OBJECTIVE: Return all entries word for word, but drop any images.

-- begin DATA RECORDS --

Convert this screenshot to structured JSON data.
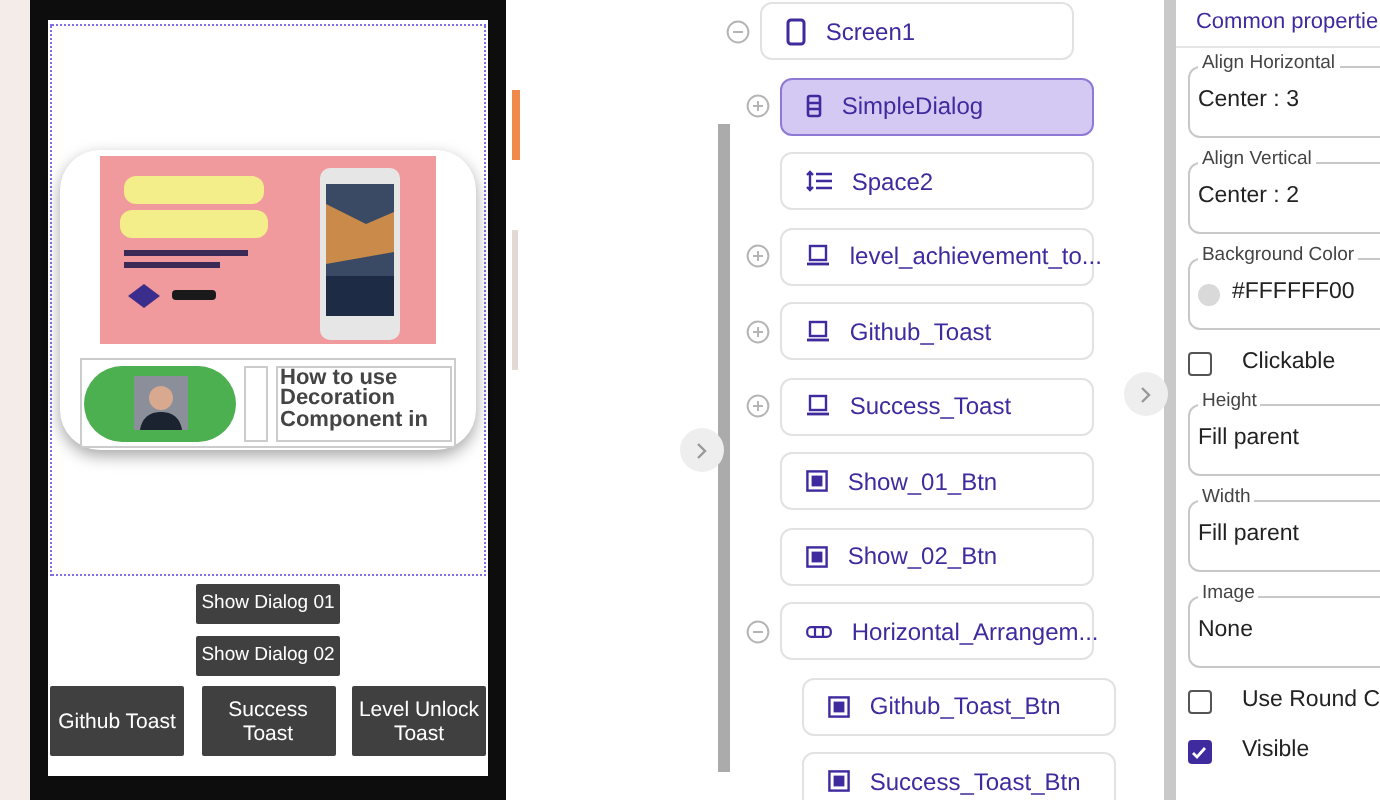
{
  "phone": {
    "card": {
      "video_title": "How to use Decoration Component in"
    },
    "buttons": [
      {
        "label": "Show Dialog 01"
      },
      {
        "label": "Show Dialog 02"
      }
    ],
    "toast_buttons": [
      {
        "label": "Github Toast"
      },
      {
        "label": "Success Toast"
      },
      {
        "label": "Level Unlock Toast"
      }
    ]
  },
  "tree": {
    "root": {
      "label": "Screen1",
      "kind": "screen",
      "expanded": true,
      "selected": false,
      "children": [
        {
          "label": "SimpleDialog",
          "kind": "dialog",
          "expanded": false,
          "selected": true
        },
        {
          "label": "Space2",
          "kind": "space",
          "selected": false
        },
        {
          "label": "level_achievement_to...",
          "kind": "toast",
          "expanded": false,
          "selected": false
        },
        {
          "label": "Github_Toast",
          "kind": "toast",
          "expanded": false,
          "selected": false
        },
        {
          "label": "Success_Toast",
          "kind": "toast",
          "expanded": false,
          "selected": false
        },
        {
          "label": "Show_01_Btn",
          "kind": "button",
          "selected": false
        },
        {
          "label": "Show_02_Btn",
          "kind": "button",
          "selected": false
        },
        {
          "label": "Horizontal_Arrangem...",
          "kind": "arrangement",
          "expanded": true,
          "selected": false,
          "children": [
            {
              "label": "Github_Toast_Btn",
              "kind": "button",
              "selected": false
            },
            {
              "label": "Success_Toast_Btn",
              "kind": "button",
              "selected": false
            }
          ]
        }
      ]
    }
  },
  "properties": {
    "title": "Common propertie",
    "items": [
      {
        "kind": "field",
        "label": "Align Horizontal",
        "value": "Center : 3"
      },
      {
        "kind": "field",
        "label": "Align Vertical",
        "value": "Center : 2"
      },
      {
        "kind": "color",
        "label": "Background Color",
        "value": "#FFFFFF00",
        "color": "#d9d9d9"
      },
      {
        "kind": "checkbox",
        "label": "Clickable",
        "checked": false
      },
      {
        "kind": "field",
        "label": "Height",
        "value": "Fill parent"
      },
      {
        "kind": "field",
        "label": "Width",
        "value": "Fill parent"
      },
      {
        "kind": "field",
        "label": "Image",
        "value": "None"
      },
      {
        "kind": "checkbox",
        "label": "Use Round C",
        "checked": false
      },
      {
        "kind": "checkbox",
        "label": "Visible",
        "checked": true
      }
    ]
  }
}
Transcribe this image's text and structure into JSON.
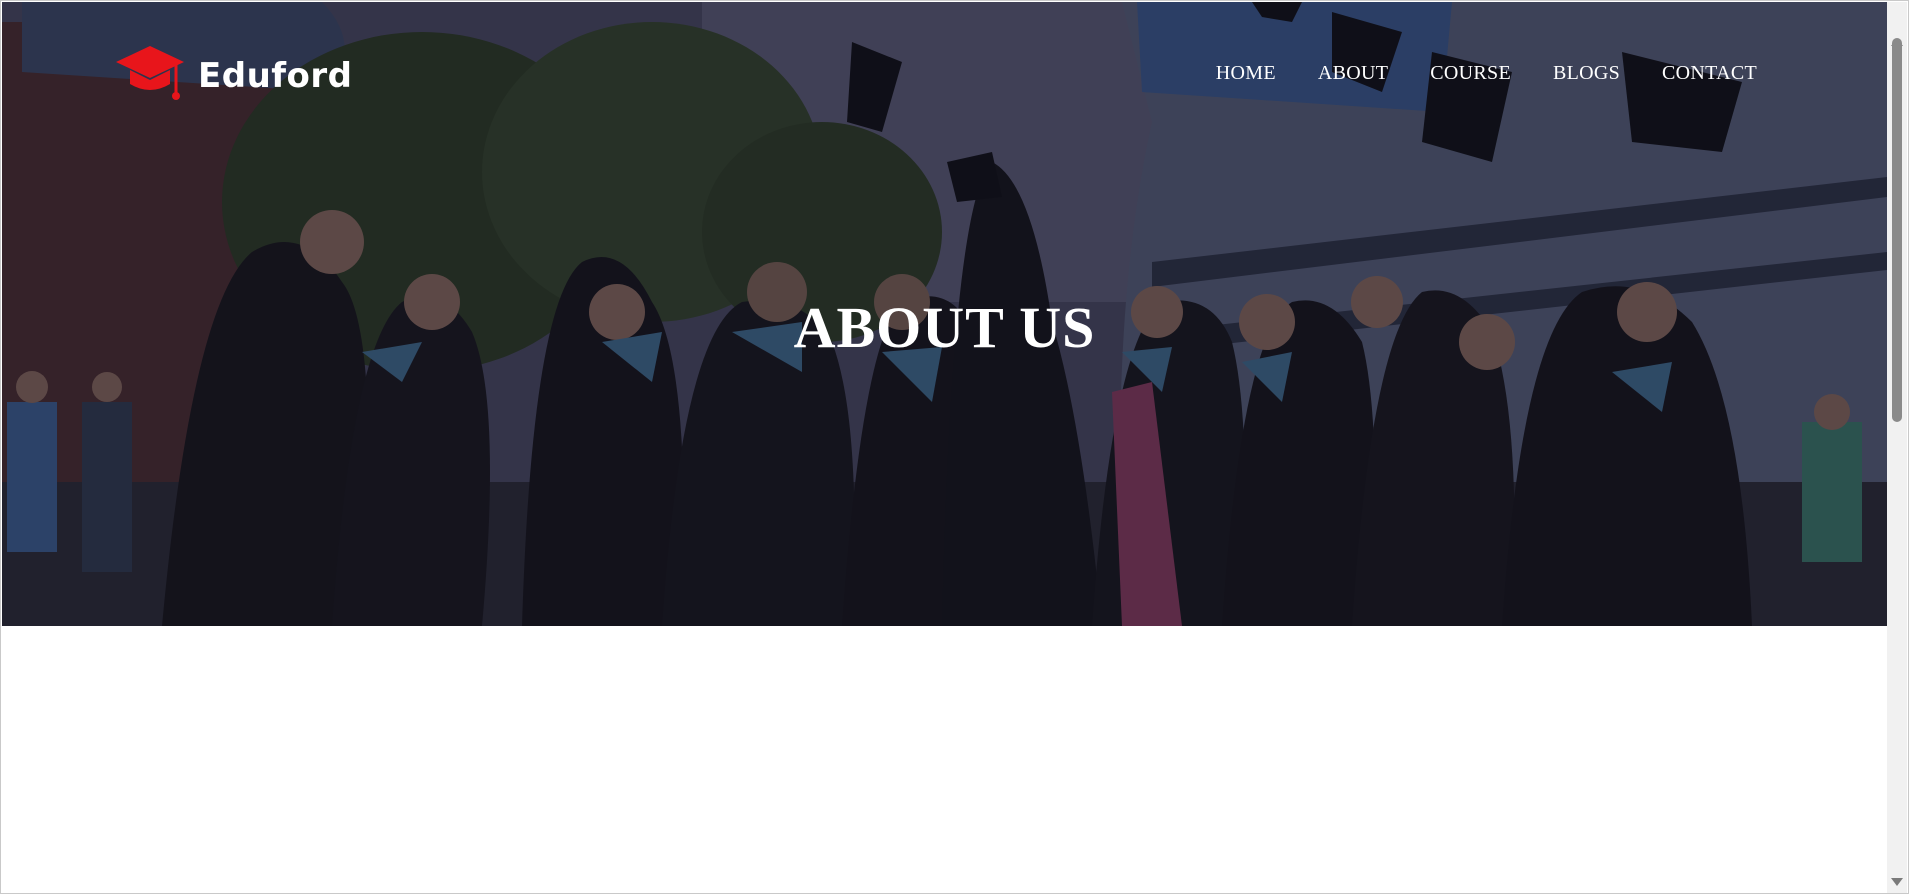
{
  "brand": {
    "name": "Eduford",
    "logo_icon": "graduation-cap-icon",
    "logo_color": "#e8151b"
  },
  "nav": {
    "items": [
      {
        "label": "HOME"
      },
      {
        "label": "ABOUT"
      },
      {
        "label": "COURSE"
      },
      {
        "label": "BLOGS"
      },
      {
        "label": "CONTACT"
      }
    ]
  },
  "hero": {
    "title": "ABOUT US",
    "image": "graduates-throwing-caps-photo"
  },
  "scrollbar": {
    "up_icon": "scroll-up-arrow-icon",
    "down_icon": "scroll-down-arrow-icon"
  }
}
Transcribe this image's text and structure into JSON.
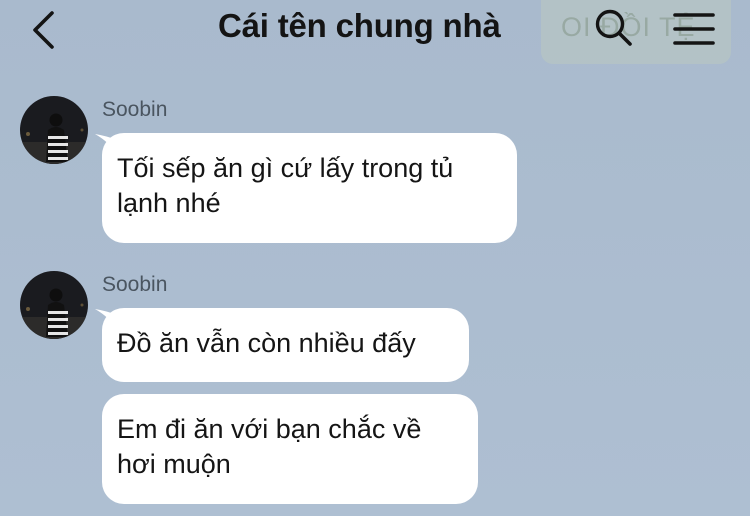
{
  "header": {
    "title": "Cái tên chung nhà",
    "ghost_text": "OI ĐỒI TỆ"
  },
  "messages": [
    {
      "sender": "Soobin",
      "bubbles": [
        {
          "text": "Tối sếp ăn gì cứ lấy trong tủ\nlạnh nhé"
        }
      ]
    },
    {
      "sender": "Soobin",
      "bubbles": [
        {
          "text": "Đồ ăn vẫn còn nhiều đấy"
        },
        {
          "text": "Em đi ăn với bạn chắc về\nhơi muộn"
        }
      ]
    }
  ],
  "colors": {
    "background": "#a9bacd",
    "bubble": "#ffffff",
    "title": "#141414",
    "sender": "#4a5560"
  },
  "icons": {
    "back": "chevron-left-icon",
    "search": "search-icon",
    "menu": "hamburger-menu-icon"
  }
}
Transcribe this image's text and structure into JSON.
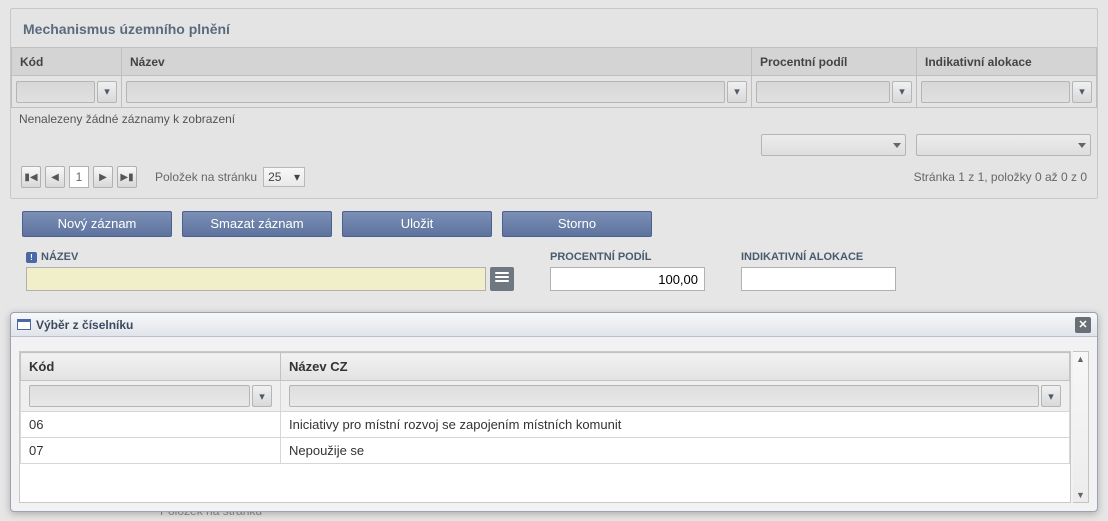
{
  "section": {
    "title": "Mechanismus územního plnění"
  },
  "cols": {
    "kod": "Kód",
    "nazev": "Název",
    "procentni": "Procentní podíl",
    "indik": "Indikativní alokace"
  },
  "no_records": "Nenalezeny žádné záznamy k zobrazení",
  "pager": {
    "current": "1",
    "items_per_page_label": "Položek na stránku",
    "items_per_page": "25",
    "info": "Stránka 1 z 1, položky 0 až 0 z 0"
  },
  "buttons": {
    "novy": "Nový záznam",
    "smazat": "Smazat záznam",
    "ulozit": "Uložit",
    "storno": "Storno"
  },
  "form": {
    "nazev_label": "NÁZEV",
    "procentni_label": "PROCENTNÍ PODÍL",
    "procentni_value": "100,00",
    "indik_label": "INDIKATIVNÍ ALOKACE"
  },
  "modal": {
    "title": "Výběr z číselníku",
    "col_kod": "Kód",
    "col_nazev": "Název CZ",
    "rows": [
      {
        "kod": "06",
        "nazev": "Iniciativy pro místní rozvoj se zapojením místních komunit"
      },
      {
        "kod": "07",
        "nazev": "Nepoužije se"
      }
    ]
  },
  "behind_text": "Položek na stránku"
}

-- end DATA RECORDS --

RESULT OF THE TASK:
Convert this screenshot to structured JSON data.
{
  "phone": {
    "card": {
      "video_title": "How to use Decoration Component in"
    },
    "buttons": [
      {
        "label": "Show Dialog 01"
      },
      {
        "label": "Show Dialog 02"
      }
    ],
    "toast_buttons": [
      {
        "label": "Github Toast"
      },
      {
        "label": "Success Toast"
      },
      {
        "label": "Level Unlock Toast"
      }
    ]
  },
  "tree": {
    "root": {
      "label": "Screen1",
      "kind": "screen",
      "expanded": true,
      "selected": false,
      "children": [
        {
          "label": "SimpleDialog",
          "kind": "dialog",
          "expanded": false,
          "selected": true
        },
        {
          "label": "Space2",
          "kind": "space",
          "selected": false
        },
        {
          "label": "level_achievement_to...",
          "kind": "toast",
          "expanded": false,
          "selected": false
        },
        {
          "label": "Github_Toast",
          "kind": "toast",
          "expanded": false,
          "selected": false
        },
        {
          "label": "Success_Toast",
          "kind": "toast",
          "expanded": false,
          "selected": false
        },
        {
          "label": "Show_01_Btn",
          "kind": "button",
          "selected": false
        },
        {
          "label": "Show_02_Btn",
          "kind": "button",
          "selected": false
        },
        {
          "label": "Horizontal_Arrangem...",
          "kind": "arrangement",
          "expanded": true,
          "selected": false,
          "children": [
            {
              "label": "Github_Toast_Btn",
              "kind": "button",
              "selected": false
            },
            {
              "label": "Success_Toast_Btn",
              "kind": "button",
              "selected": false
            }
          ]
        }
      ]
    }
  },
  "properties": {
    "title": "Common propertie",
    "items": [
      {
        "kind": "field",
        "label": "Align Horizontal",
        "value": "Center : 3"
      },
      {
        "kind": "field",
        "label": "Align Vertical",
        "value": "Center : 2"
      },
      {
        "kind": "color",
        "label": "Background Color",
        "value": "#FFFFFF00",
        "color": "#d9d9d9"
      },
      {
        "kind": "checkbox",
        "label": "Clickable",
        "checked": false
      },
      {
        "kind": "field",
        "label": "Height",
        "value": "Fill parent"
      },
      {
        "kind": "field",
        "label": "Width",
        "value": "Fill parent"
      },
      {
        "kind": "field",
        "label": "Image",
        "value": "None"
      },
      {
        "kind": "checkbox",
        "label": "Use Round C",
        "checked": false
      },
      {
        "kind": "checkbox",
        "label": "Visible",
        "checked": true
      }
    ]
  }
}
Transcribe this image's text and structure into JSON.
{
  "brand": {
    "name": "Eduford",
    "logo_icon": "graduation-cap-icon",
    "logo_color": "#e8151b"
  },
  "nav": {
    "items": [
      {
        "label": "HOME"
      },
      {
        "label": "ABOUT"
      },
      {
        "label": "COURSE"
      },
      {
        "label": "BLOGS"
      },
      {
        "label": "CONTACT"
      }
    ]
  },
  "hero": {
    "title": "ABOUT US",
    "image": "graduates-throwing-caps-photo"
  },
  "scrollbar": {
    "up_icon": "scroll-up-arrow-icon",
    "down_icon": "scroll-down-arrow-icon"
  }
}
Transcribe this image's text and structure into JSON.
{
  "header": {
    "title": "Cái tên chung nhà",
    "ghost_text": "OI ĐỒI TỆ"
  },
  "messages": [
    {
      "sender": "Soobin",
      "bubbles": [
        {
          "text": "Tối sếp ăn gì cứ lấy trong tủ\nlạnh nhé"
        }
      ]
    },
    {
      "sender": "Soobin",
      "bubbles": [
        {
          "text": "Đồ ăn vẫn còn nhiều đấy"
        },
        {
          "text": "Em đi ăn với bạn chắc về\nhơi muộn"
        }
      ]
    }
  ],
  "colors": {
    "background": "#a9bacd",
    "bubble": "#ffffff",
    "title": "#141414",
    "sender": "#4a5560"
  },
  "icons": {
    "back": "chevron-left-icon",
    "search": "search-icon",
    "menu": "hamburger-menu-icon"
  }
}
Transcribe this image's text and structure into JSON.
{
  "section": {
    "title": "Mechanismus územního plnění"
  },
  "cols": {
    "kod": "Kód",
    "nazev": "Název",
    "procentni": "Procentní podíl",
    "indik": "Indikativní alokace"
  },
  "no_records": "Nenalezeny žádné záznamy k zobrazení",
  "pager": {
    "current": "1",
    "items_per_page_label": "Položek na stránku",
    "items_per_page": "25",
    "info": "Stránka 1 z 1, položky 0 až 0 z 0"
  },
  "buttons": {
    "novy": "Nový záznam",
    "smazat": "Smazat záznam",
    "ulozit": "Uložit",
    "storno": "Storno"
  },
  "form": {
    "nazev_label": "NÁZEV",
    "procentni_label": "PROCENTNÍ PODÍL",
    "procentni_value": "100,00",
    "indik_label": "INDIKATIVNÍ ALOKACE"
  },
  "modal": {
    "title": "Výběr z číselníku",
    "col_kod": "Kód",
    "col_nazev": "Název CZ",
    "rows": [
      {
        "kod": "06",
        "nazev": "Iniciativy pro místní rozvoj se zapojením místních komunit"
      },
      {
        "kod": "07",
        "nazev": "Nepoužije se"
      }
    ]
  },
  "behind_text": "Položek na stránku"
}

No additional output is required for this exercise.